Work to be completed | Give the count of lines containing the string "text", with no other output.

>> Start Listed records

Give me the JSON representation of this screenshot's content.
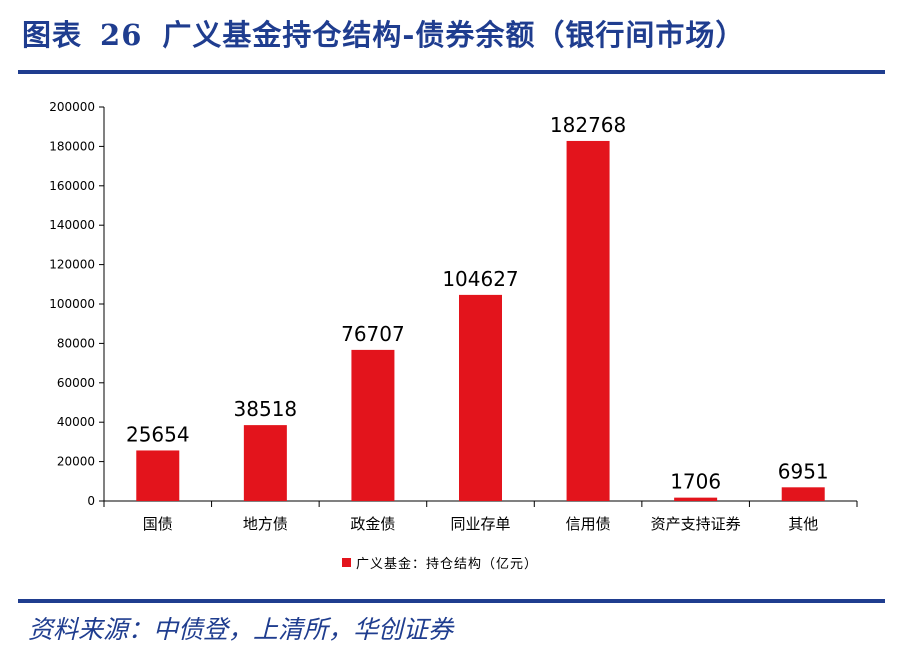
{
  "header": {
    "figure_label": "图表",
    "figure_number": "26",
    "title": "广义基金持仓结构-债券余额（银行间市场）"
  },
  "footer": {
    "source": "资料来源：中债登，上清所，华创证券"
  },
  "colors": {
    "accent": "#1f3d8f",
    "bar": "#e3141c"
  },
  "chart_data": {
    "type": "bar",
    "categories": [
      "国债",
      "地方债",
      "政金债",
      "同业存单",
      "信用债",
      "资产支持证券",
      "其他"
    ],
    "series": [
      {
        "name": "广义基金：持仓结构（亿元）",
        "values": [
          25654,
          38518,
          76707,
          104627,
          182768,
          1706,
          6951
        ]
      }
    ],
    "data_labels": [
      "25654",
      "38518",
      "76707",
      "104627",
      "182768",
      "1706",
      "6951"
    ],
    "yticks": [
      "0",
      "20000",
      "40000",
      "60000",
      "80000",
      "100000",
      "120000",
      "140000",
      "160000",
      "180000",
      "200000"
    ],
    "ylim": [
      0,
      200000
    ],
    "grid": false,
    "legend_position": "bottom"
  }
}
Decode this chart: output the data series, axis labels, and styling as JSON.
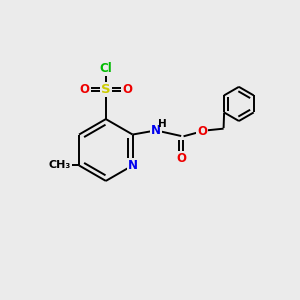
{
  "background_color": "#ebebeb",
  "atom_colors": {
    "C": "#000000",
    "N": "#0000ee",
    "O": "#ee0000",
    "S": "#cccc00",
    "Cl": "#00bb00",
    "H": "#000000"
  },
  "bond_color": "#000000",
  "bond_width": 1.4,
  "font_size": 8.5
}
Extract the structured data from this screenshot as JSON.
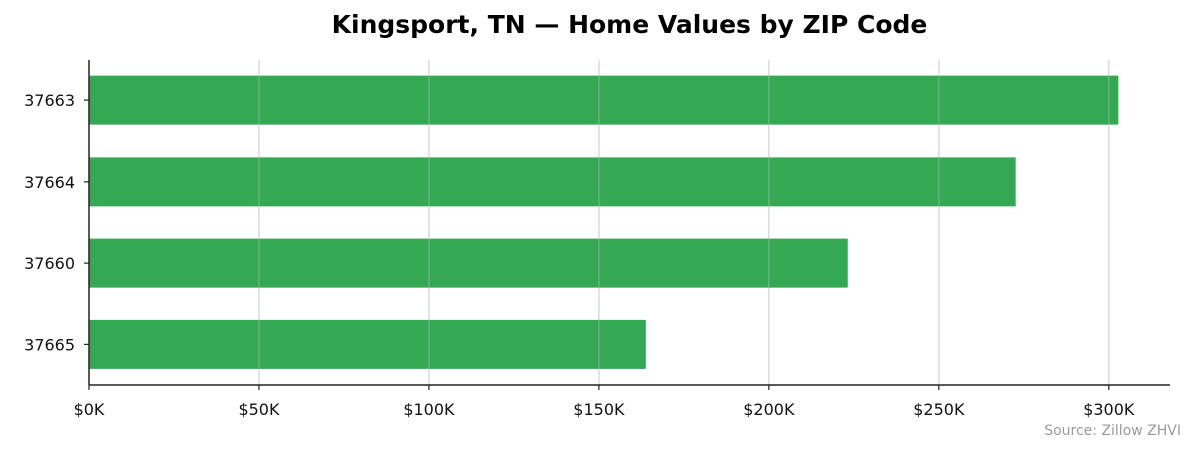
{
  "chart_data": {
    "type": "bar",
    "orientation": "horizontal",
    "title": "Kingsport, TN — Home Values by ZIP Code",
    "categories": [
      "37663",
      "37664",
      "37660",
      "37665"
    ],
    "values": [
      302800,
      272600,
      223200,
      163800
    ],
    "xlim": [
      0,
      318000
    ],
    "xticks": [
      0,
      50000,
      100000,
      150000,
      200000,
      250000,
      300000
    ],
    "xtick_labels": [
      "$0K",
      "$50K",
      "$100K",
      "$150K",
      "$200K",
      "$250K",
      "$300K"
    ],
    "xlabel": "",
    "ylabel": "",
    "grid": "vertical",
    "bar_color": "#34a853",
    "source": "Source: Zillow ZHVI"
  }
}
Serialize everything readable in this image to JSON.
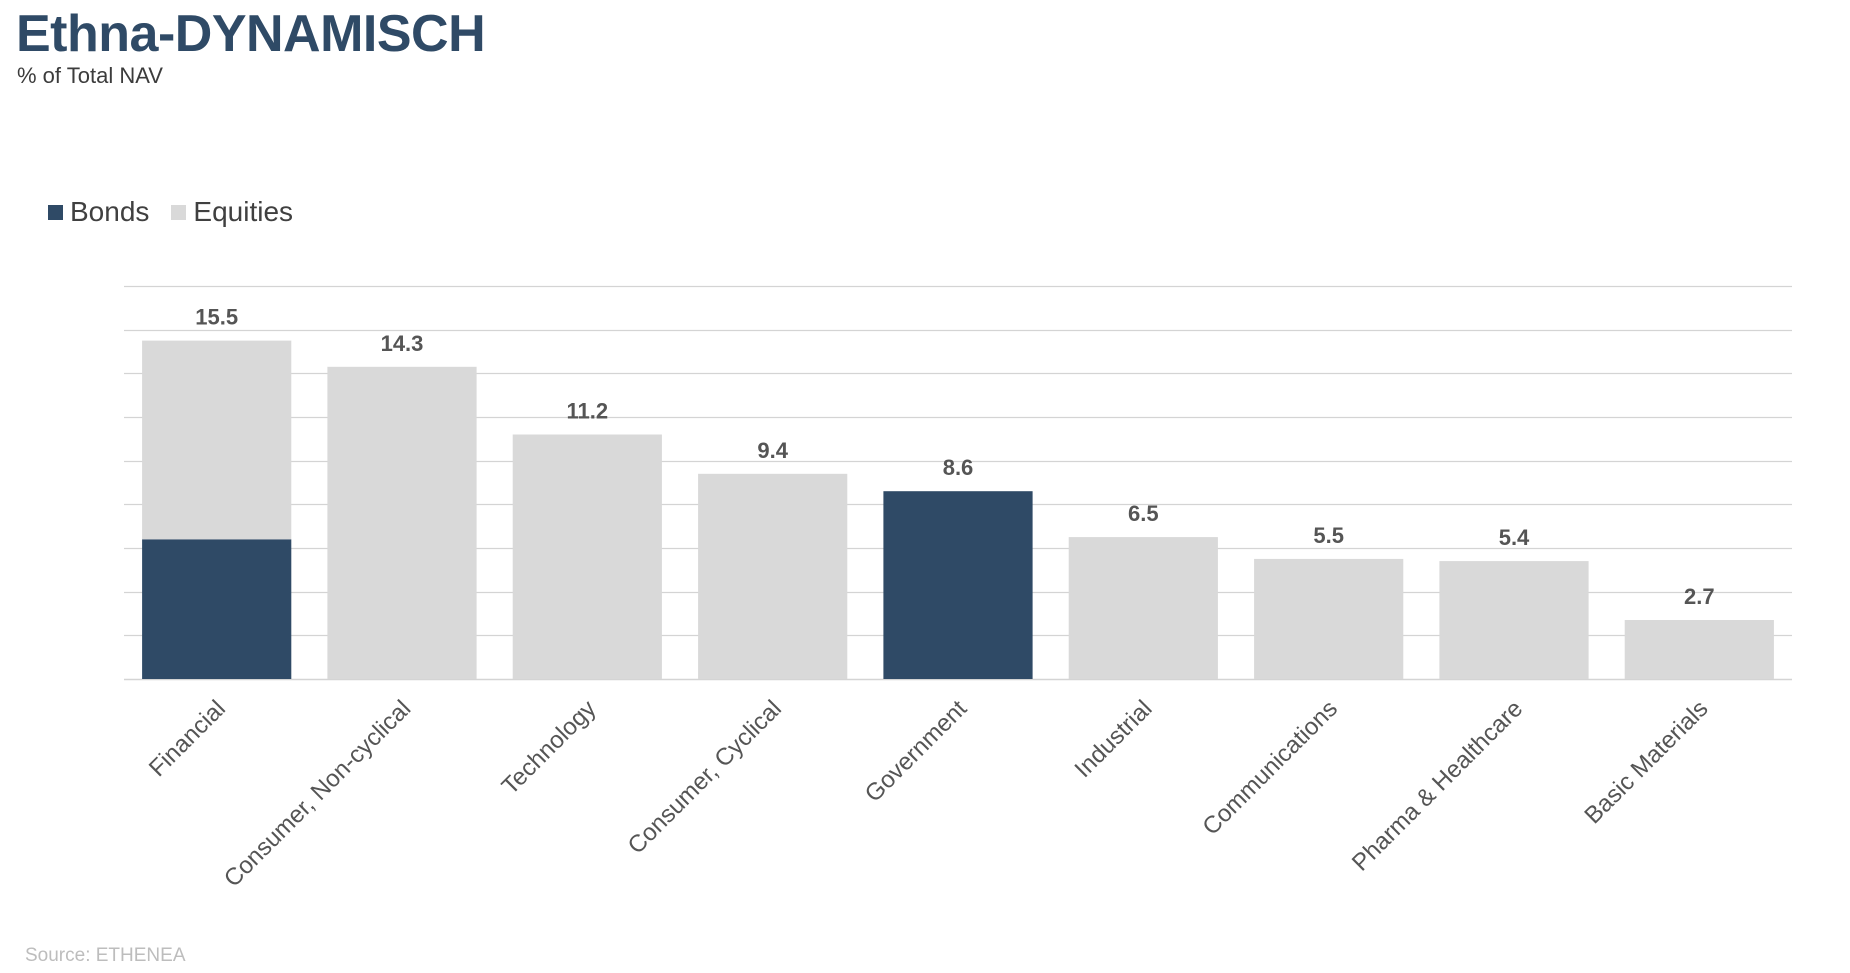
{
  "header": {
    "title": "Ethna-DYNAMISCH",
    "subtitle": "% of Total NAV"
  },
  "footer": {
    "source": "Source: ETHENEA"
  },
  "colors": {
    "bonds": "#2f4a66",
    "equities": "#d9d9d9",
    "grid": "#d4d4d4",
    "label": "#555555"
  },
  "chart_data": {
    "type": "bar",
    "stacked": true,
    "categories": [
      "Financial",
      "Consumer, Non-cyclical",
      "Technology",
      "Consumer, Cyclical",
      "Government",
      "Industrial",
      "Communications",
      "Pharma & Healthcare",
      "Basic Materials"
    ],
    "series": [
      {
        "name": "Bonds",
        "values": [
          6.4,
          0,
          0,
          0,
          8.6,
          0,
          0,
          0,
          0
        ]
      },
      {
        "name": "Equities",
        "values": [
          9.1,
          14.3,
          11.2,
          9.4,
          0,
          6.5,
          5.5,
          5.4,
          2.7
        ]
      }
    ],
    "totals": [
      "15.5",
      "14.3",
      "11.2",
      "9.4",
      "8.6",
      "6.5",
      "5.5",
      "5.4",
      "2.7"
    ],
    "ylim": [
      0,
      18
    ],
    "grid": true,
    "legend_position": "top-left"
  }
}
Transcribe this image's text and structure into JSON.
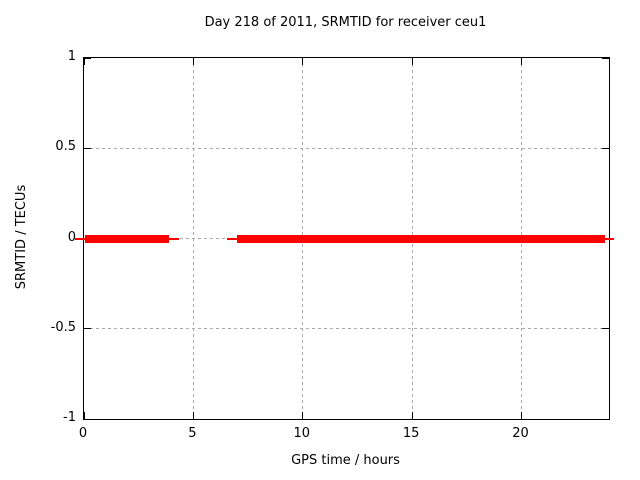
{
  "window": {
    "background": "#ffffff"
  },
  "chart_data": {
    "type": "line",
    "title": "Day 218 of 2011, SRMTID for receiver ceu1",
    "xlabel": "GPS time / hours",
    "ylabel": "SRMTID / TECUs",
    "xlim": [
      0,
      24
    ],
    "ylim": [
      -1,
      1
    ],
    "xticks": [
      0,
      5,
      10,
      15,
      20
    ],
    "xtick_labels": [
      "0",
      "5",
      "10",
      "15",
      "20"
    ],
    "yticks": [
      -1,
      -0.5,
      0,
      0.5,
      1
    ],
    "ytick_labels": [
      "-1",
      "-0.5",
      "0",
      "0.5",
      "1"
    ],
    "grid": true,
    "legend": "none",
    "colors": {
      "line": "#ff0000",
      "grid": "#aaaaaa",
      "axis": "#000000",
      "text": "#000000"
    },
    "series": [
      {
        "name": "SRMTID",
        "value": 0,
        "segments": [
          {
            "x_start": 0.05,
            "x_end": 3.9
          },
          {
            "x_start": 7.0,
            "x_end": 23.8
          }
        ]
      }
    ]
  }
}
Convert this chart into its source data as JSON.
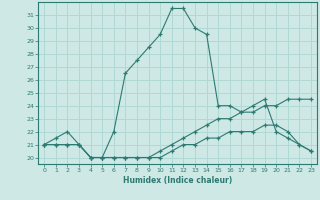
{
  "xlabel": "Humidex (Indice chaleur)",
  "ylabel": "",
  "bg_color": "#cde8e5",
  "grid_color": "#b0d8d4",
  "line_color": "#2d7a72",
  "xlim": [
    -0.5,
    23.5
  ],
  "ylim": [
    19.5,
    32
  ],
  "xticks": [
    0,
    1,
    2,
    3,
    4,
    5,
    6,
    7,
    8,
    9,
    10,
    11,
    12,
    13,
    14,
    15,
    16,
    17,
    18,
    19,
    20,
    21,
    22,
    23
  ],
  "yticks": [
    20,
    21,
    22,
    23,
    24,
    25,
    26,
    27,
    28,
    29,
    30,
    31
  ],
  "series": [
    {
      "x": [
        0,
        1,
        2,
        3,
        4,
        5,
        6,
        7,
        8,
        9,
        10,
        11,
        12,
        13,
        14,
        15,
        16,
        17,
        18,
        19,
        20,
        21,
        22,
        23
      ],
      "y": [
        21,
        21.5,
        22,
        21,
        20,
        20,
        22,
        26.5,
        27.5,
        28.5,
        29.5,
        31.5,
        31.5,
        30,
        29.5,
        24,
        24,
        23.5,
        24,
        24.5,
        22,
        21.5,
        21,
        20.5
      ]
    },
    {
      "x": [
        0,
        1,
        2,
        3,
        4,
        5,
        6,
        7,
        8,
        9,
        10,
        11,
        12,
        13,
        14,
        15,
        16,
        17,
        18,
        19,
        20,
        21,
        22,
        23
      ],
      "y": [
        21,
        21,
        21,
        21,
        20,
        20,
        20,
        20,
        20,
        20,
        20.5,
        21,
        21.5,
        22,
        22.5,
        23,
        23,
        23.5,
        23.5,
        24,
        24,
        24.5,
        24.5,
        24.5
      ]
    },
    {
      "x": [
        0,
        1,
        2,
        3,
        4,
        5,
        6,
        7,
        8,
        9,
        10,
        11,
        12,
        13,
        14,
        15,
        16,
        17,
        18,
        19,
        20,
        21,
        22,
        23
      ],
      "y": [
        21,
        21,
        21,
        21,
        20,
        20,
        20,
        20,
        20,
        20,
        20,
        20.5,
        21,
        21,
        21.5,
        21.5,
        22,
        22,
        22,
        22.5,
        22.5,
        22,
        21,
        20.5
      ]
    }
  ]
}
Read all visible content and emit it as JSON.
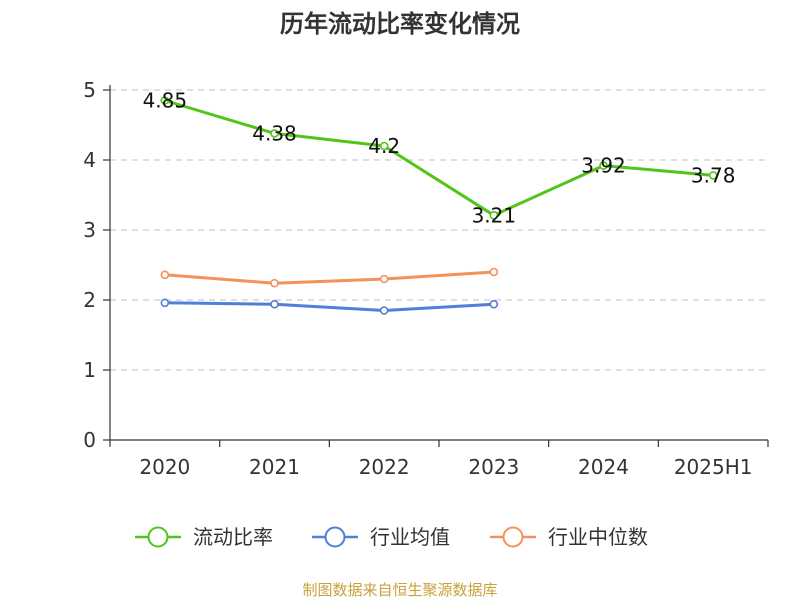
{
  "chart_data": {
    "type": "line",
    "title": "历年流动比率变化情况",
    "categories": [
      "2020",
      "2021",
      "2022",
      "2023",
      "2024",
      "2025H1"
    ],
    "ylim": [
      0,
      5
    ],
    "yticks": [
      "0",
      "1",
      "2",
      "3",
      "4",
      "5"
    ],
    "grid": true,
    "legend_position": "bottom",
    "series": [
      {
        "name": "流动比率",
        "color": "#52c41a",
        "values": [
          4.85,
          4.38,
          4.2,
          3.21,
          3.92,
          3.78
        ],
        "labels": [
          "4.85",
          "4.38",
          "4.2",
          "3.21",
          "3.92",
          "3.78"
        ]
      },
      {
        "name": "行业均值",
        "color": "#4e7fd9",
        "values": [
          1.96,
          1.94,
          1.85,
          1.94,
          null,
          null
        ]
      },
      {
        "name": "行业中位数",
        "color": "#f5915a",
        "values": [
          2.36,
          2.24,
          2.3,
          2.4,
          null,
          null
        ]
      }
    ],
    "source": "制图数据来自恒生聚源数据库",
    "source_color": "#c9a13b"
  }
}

>> End Listed records

The response | 2